▶ _Task instructions_
a – Answer these questions from the spy-cam report, putting each answer on its own line marked (i), (ii) or (iii):
(i) About how many images did the man capture?
(ii) Who is the defense lawyer who argued that Justice Moore erred?
(iii) According to the correct summary of facts, over how many days did the offending take place?
b – Summarize the spy-cam report in two sentences.
c – From the spy-cam report, transcribe the passage between "Justice Moore said" and "the non-publication order.", inclusive.

▶ _Text block_
--- START ---
A Government manager who repeatedly planted a spy cam in a gym bathroom is fighting to clear his record by challenging the appeal that went against him.
The man – who cannot be named by law – captured nearly 40,000 images of unsuspecting men and women in various states of undress.
His offending was blamed on a diagnosis of erectile dysfunction that led to a growing obsession and eventual addiction to porn which he battled alongside alcoholism and mental health issues.
Earlier this year, police appealed the man’s discharge without conviction on the basis the wrong summary of facts was used at the sentencing and this minimised the seriousness of the offending.
The police appeal also argued the man’s claim he would lose his job and bring his Government-owned company into disrepute was not backed by evidence.
When considering this case, Justice Simon Moore found the sentencing judge had relied on the incorrect summary of facts.
The correct summary shows the offending included four separate days instead of one.
Justice Moore said the man’s crime was serious, involved “significant premeditation” and that the consequences of a conviction would not be disproportionate.
He quashed the original sentence, entered a conviction and also revoked permanent name suppression.
Yesterday, the defence appealed against the conviction and loss of suppression.
Defence lawyer Ron Mansfield argued Justice Moore had erred in assessing the gravity of the offending.
He told the court the video camera worked by capturing many photos and running them together quickly – which meant the number of images was “quite deceiving”.
The offending occurred in a short period, he said. The four days fall within roughly two weeks in November 2017.
The court has already heard the man no longer works in the same job and the former employer does not support the non-publication order.
--- END ---
▶ _Dataset records_
--- START ---
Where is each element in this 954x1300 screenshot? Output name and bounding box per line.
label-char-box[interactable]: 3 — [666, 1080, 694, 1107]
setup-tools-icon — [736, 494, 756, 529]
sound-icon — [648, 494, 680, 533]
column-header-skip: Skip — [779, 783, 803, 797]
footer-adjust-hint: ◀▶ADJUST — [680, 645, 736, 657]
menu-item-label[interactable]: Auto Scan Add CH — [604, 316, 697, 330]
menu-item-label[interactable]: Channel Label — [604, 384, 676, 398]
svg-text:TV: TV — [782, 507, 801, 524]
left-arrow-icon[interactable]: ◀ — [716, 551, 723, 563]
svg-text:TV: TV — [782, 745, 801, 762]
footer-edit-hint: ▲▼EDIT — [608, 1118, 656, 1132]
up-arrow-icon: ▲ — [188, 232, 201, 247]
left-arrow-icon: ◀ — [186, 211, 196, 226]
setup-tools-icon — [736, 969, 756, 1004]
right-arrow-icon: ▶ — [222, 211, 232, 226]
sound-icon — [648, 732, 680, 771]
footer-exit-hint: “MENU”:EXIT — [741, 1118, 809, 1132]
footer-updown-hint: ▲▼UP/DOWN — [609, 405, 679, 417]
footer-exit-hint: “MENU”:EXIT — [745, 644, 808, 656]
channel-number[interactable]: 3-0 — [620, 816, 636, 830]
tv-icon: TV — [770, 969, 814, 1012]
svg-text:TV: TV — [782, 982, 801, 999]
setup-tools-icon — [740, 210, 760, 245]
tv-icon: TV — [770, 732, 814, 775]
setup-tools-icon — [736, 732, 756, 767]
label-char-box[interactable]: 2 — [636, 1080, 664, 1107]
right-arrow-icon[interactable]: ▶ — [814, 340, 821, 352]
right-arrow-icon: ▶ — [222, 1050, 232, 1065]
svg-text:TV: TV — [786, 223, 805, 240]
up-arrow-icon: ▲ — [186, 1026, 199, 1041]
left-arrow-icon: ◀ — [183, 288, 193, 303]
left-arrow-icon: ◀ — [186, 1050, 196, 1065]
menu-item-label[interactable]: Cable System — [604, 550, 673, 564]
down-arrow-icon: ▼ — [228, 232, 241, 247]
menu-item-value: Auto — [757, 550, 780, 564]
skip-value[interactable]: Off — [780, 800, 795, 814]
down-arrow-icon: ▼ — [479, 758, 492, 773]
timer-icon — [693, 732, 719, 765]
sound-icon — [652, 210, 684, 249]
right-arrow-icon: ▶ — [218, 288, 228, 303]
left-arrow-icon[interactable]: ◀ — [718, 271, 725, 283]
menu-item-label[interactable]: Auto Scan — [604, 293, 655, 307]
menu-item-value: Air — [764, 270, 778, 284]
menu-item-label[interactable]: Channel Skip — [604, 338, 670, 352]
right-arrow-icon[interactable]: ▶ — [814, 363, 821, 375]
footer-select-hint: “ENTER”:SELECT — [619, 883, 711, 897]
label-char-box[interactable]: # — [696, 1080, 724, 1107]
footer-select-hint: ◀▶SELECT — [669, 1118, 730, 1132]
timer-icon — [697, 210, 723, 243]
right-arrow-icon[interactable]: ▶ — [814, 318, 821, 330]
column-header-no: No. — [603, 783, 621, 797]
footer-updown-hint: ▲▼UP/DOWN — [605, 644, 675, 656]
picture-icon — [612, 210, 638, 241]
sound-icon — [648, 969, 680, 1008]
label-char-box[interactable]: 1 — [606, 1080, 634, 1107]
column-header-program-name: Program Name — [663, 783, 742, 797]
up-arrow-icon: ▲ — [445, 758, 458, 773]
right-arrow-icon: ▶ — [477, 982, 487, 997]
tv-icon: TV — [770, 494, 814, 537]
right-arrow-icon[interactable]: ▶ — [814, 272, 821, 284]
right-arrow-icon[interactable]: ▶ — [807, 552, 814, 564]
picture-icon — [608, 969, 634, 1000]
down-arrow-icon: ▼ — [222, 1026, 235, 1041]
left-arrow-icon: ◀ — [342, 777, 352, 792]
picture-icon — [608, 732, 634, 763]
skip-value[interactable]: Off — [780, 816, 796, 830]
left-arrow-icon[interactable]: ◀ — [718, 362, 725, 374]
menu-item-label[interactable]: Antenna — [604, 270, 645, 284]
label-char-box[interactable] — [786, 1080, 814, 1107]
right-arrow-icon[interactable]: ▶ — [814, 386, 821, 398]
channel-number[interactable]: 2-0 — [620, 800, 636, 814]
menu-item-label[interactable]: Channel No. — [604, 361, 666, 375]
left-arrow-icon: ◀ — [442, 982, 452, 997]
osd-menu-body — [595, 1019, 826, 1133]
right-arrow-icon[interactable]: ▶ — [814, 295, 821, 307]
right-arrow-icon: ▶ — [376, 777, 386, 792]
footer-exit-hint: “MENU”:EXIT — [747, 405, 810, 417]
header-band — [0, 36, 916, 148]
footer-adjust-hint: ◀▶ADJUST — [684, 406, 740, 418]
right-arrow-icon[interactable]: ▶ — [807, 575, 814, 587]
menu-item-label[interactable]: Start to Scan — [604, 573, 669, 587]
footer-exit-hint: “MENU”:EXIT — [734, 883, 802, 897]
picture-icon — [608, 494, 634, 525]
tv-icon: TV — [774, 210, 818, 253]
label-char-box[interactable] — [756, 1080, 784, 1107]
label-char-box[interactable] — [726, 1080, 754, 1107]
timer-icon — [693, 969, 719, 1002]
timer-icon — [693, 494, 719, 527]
--- END ---
▶ _Answers to this exercise_
a –
(i) Nearly 40,000 images.
(ii) Ron Mansfield.
(iii) Four separate days.

b – A Government manager who repeatedly planted a spy cam in a gym bathroom and captured nearly 40,000 images was discharged without conviction. After a police appeal, Justice Simon Moore found that the wrong summary of facts had been used, entered a conviction and revoked permanent name suppression, and the defense is now appealing that ruling.

c –
Justice Moore said the man’s crime was serious, involved “significant premeditation” and that the consequences of a conviction would not be disproportionate.
He quashed the original sentence, entered a conviction and also revoked permanent name suppression.
Yesterday, the defence appealed against the conviction and loss of suppression.
Defence lawyer Ron Mansfield argued Justice Moore had erred in assessing the gravity of the offending.
He told the court the video camera worked by capturing many photos and running them together quickly – which meant the number of images was “quite deceiving”.
The offending occurred in a short period, he said. The four days fall within roughly two weeks in November 2017.
The court has already heard the man no longer works in the same job and the former employer does not support the non-publication order.